— start of Exercise material —

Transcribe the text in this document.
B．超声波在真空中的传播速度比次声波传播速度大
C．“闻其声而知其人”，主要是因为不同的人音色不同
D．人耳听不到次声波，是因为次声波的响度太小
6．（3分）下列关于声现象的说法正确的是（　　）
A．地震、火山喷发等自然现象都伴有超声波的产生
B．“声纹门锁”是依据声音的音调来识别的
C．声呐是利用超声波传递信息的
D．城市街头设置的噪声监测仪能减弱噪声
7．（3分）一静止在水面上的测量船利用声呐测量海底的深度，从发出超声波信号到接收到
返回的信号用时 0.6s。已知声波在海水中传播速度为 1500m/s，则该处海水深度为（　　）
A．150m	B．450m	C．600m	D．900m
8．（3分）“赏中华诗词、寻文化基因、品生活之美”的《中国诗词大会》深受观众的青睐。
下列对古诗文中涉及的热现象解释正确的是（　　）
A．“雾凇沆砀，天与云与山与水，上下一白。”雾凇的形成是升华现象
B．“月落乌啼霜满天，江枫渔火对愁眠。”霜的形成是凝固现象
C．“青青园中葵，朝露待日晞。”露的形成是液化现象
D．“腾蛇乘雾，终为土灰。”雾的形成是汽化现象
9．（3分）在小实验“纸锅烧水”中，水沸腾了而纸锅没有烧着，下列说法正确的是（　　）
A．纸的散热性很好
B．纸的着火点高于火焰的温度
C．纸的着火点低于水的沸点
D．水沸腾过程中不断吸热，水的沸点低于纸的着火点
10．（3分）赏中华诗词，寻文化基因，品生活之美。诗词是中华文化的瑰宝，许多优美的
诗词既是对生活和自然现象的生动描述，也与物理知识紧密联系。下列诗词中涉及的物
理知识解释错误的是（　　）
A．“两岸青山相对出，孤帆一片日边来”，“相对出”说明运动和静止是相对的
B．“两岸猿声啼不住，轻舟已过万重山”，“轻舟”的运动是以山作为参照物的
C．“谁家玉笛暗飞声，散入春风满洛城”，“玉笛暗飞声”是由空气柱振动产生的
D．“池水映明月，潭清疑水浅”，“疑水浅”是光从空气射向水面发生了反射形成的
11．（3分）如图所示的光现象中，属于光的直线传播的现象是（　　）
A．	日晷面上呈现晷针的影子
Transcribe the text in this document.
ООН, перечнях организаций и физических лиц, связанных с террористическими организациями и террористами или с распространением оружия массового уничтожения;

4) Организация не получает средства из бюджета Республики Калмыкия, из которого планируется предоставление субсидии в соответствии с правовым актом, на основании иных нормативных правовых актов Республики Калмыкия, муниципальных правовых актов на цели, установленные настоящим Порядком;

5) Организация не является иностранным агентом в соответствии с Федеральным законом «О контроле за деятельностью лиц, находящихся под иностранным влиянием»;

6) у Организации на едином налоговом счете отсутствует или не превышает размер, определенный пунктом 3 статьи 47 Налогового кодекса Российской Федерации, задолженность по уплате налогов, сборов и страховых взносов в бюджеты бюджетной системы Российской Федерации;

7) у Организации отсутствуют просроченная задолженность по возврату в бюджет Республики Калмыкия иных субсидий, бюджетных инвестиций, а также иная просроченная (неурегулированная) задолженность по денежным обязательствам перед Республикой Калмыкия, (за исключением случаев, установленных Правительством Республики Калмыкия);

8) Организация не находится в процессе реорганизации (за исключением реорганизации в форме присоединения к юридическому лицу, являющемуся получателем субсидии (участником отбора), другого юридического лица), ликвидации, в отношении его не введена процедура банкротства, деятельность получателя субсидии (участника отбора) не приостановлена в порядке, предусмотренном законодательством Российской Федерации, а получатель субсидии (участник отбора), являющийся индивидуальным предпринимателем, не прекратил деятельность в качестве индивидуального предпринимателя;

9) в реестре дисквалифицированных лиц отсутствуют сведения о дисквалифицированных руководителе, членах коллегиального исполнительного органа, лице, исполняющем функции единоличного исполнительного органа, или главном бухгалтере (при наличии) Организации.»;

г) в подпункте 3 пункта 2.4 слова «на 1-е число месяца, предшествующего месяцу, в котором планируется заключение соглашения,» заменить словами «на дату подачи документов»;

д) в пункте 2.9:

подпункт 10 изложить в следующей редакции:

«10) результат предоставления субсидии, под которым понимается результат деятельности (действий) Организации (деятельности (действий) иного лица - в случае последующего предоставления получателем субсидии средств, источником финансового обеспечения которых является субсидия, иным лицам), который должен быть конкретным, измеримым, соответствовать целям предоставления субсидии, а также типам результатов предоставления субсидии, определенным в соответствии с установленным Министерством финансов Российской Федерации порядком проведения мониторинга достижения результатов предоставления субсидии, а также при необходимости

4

— end of Exercise material —

** Objective **
Using the data above, print every record exactly as shown.

** Output of the task **
Transcribe the text in this document.
B．超声波在真空中的传播速度比次声波传播速度大
C．“闻其声而知其人”，主要是因为不同的人音色不同
D．人耳听不到次声波，是因为次声波的响度太小
6．（3分）下列关于声现象的说法正确的是（　　）
A．地震、火山喷发等自然现象都伴有超声波的产生
B．“声纹门锁”是依据声音的音调来识别的
C．声呐是利用超声波传递信息的
D．城市街头设置的噪声监测仪能减弱噪声
7．（3分）一静止在水面上的测量船利用声呐测量海底的深度，从发出超声波信号到接收到
返回的信号用时 0.6s。已知声波在海水中传播速度为 1500m/s，则该处海水深度为（　　）
A．150m	B．450m	C．600m	D．900m
8．（3分）“赏中华诗词、寻文化基因、品生活之美”的《中国诗词大会》深受观众的青睐。
下列对古诗文中涉及的热现象解释正确的是（　　）
A．“雾凇沆砀，天与云与山与水，上下一白。”雾凇的形成是升华现象
B．“月落乌啼霜满天，江枫渔火对愁眠。”霜的形成是凝固现象
C．“青青园中葵，朝露待日晞。”露的形成是液化现象
D．“腾蛇乘雾，终为土灰。”雾的形成是汽化现象
9．（3分）在小实验“纸锅烧水”中，水沸腾了而纸锅没有烧着，下列说法正确的是（　　）
A．纸的散热性很好
B．纸的着火点高于火焰的温度
C．纸的着火点低于水的沸点
D．水沸腾过程中不断吸热，水的沸点低于纸的着火点
10．（3分）赏中华诗词，寻文化基因，品生活之美。诗词是中华文化的瑰宝，许多优美的
诗词既是对生活和自然现象的生动描述，也与物理知识紧密联系。下列诗词中涉及的物
理知识解释错误的是（　　）
A．“两岸青山相对出，孤帆一片日边来”，“相对出”说明运动和静止是相对的
B．“两岸猿声啼不住，轻舟已过万重山”，“轻舟”的运动是以山作为参照物的
C．“谁家玉笛暗飞声，散入春风满洛城”，“玉笛暗飞声”是由空气柱振动产生的
D．“池水映明月，潭清疑水浅”，“疑水浅”是光从空气射向水面发生了反射形成的
11．（3分）如图所示的光现象中，属于光的直线传播的现象是（　　）
A．	日晷面上呈现晷针的影子
Transcribe the text in this document.
ООН, перечнях организаций и физических лиц, связанных с террористическими организациями и террористами или с распространением оружия массового уничтожения;

4) Организация не получает средства из бюджета Республики Калмыкия, из которого планируется предоставление субсидии в соответствии с правовым актом, на основании иных нормативных правовых актов Республики Калмыкия, муниципальных правовых актов на цели, установленные настоящим Порядком;

5) Организация не является иностранным агентом в соответствии с Федеральным законом «О контроле за деятельностью лиц, находящихся под иностранным влиянием»;

6) у Организации на едином налоговом счете отсутствует или не превышает размер, определенный пунктом 3 статьи 47 Налогового кодекса Российской Федерации, задолженность по уплате налогов, сборов и страховых взносов в бюджеты бюджетной системы Российской Федерации;

7) у Организации отсутствуют просроченная задолженность по возврату в бюджет Республики Калмыкия иных субсидий, бюджетных инвестиций, а также иная просроченная (неурегулированная) задолженность по денежным обязательствам перед Республикой Калмыкия, (за исключением случаев, установленных Правительством Республики Калмыкия);

8) Организация не находится в процессе реорганизации (за исключением реорганизации в форме присоединения к юридическому лицу, являющемуся получателем субсидии (участником отбора), другого юридического лица), ликвидации, в отношении его не введена процедура банкротства, деятельность получателя субсидии (участника отбора) не приостановлена в порядке, предусмотренном законодательством Российской Федерации, а получатель субсидии (участник отбора), являющийся индивидуальным предпринимателем, не прекратил деятельность в качестве индивидуального предпринимателя;

9) в реестре дисквалифицированных лиц отсутствуют сведения о дисквалифицированных руководителе, членах коллегиального исполнительного органа, лице, исполняющем функции единоличного исполнительного органа, или главном бухгалтере (при наличии) Организации.»;

г) в подпункте 3 пункта 2.4 слова «на 1-е число месяца, предшествующего месяцу, в котором планируется заключение соглашения,» заменить словами «на дату подачи документов»;

д) в пункте 2.9:

подпункт 10 изложить в следующей редакции:

«10) результат предоставления субсидии, под которым понимается результат деятельности (действий) Организации (деятельности (действий) иного лица - в случае последующего предоставления получателем субсидии средств, источником финансового обеспечения которых является субсидия, иным лицам), который должен быть конкретным, измеримым, соответствовать целям предоставления субсидии, а также типам результатов предоставления субсидии, определенным в соответствии с установленным Министерством финансов Российской Федерации порядком проведения мониторинга достижения результатов предоставления субсидии, а также при необходимости

4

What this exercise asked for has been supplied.